* [TASK DESCRIPTION] Filter the entries below, keeping only the lines that contain the string "Historian". Copy each of those lines unchanged.

* [MATERIAL FOR THE TASK]
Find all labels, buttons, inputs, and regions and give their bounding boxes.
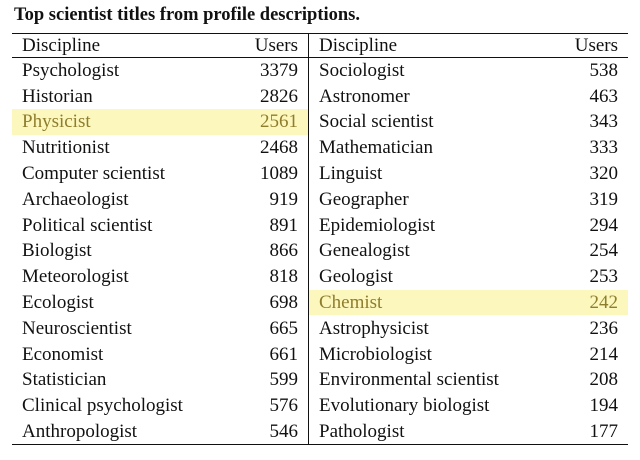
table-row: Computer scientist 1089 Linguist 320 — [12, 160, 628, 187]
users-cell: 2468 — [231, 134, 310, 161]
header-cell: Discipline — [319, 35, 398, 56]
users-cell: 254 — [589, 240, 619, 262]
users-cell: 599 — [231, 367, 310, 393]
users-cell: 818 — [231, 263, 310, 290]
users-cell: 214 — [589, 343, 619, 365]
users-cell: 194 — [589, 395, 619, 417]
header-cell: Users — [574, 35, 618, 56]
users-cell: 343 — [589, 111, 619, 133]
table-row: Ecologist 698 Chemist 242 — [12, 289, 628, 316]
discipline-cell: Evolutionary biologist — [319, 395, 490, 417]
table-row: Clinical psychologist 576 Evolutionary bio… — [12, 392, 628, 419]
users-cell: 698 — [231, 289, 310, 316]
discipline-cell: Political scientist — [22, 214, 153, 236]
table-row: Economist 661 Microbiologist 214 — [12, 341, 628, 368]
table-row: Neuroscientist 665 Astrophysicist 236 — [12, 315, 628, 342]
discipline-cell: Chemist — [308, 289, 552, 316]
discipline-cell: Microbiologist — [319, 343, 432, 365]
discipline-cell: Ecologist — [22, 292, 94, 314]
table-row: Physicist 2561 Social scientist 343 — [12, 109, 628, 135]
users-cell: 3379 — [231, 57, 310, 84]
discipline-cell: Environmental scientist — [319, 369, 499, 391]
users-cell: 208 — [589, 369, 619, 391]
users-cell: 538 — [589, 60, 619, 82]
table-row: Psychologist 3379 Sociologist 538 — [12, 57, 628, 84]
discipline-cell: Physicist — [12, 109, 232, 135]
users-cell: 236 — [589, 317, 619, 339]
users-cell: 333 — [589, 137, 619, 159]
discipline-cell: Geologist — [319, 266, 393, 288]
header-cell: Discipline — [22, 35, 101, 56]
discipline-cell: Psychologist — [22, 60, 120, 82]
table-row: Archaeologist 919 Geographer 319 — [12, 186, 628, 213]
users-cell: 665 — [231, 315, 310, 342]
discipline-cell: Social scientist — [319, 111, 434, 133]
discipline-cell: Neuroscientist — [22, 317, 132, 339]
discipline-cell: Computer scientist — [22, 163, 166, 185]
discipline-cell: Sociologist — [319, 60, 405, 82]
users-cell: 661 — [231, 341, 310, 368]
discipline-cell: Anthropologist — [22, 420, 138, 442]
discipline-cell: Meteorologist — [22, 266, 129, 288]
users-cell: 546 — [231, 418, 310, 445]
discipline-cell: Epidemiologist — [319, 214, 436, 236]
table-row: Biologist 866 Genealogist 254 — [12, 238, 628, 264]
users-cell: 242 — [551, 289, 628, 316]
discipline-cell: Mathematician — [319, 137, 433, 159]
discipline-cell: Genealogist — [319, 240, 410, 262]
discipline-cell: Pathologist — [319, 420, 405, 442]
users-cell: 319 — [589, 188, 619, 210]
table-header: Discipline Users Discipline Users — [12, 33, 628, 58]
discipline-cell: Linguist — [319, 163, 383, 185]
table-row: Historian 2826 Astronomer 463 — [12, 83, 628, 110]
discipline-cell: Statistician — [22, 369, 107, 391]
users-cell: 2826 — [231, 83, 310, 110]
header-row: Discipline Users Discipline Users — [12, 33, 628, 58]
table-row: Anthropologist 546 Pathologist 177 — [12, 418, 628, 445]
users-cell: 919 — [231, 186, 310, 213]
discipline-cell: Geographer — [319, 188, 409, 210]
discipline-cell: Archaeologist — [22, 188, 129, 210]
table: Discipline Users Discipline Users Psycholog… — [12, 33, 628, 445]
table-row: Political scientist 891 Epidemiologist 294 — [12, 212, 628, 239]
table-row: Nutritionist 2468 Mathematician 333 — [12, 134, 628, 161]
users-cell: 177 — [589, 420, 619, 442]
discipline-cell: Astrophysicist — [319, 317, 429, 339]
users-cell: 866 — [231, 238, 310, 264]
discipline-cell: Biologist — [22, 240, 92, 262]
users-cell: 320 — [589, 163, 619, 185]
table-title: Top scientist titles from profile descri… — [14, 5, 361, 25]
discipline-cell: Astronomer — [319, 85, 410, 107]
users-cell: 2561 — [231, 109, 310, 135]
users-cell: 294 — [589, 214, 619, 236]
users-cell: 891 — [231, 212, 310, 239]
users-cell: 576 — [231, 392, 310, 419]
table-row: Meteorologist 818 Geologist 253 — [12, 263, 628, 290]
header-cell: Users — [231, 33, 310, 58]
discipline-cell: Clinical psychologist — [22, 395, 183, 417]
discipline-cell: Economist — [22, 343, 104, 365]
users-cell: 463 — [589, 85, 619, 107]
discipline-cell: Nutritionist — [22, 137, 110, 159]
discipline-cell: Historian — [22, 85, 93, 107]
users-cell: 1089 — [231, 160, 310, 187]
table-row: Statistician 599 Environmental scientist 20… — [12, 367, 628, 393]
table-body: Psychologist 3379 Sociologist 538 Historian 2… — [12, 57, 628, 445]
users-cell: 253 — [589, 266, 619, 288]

* [SOLVED EXERCISE]
table-row: Historian 2826 Astronomer 463 — [12, 83, 628, 110]
discipline-cell: Historian — [22, 85, 93, 107]
table-body: Psychologist 3379 Sociologist 538 Historian 2… — [12, 57, 628, 445]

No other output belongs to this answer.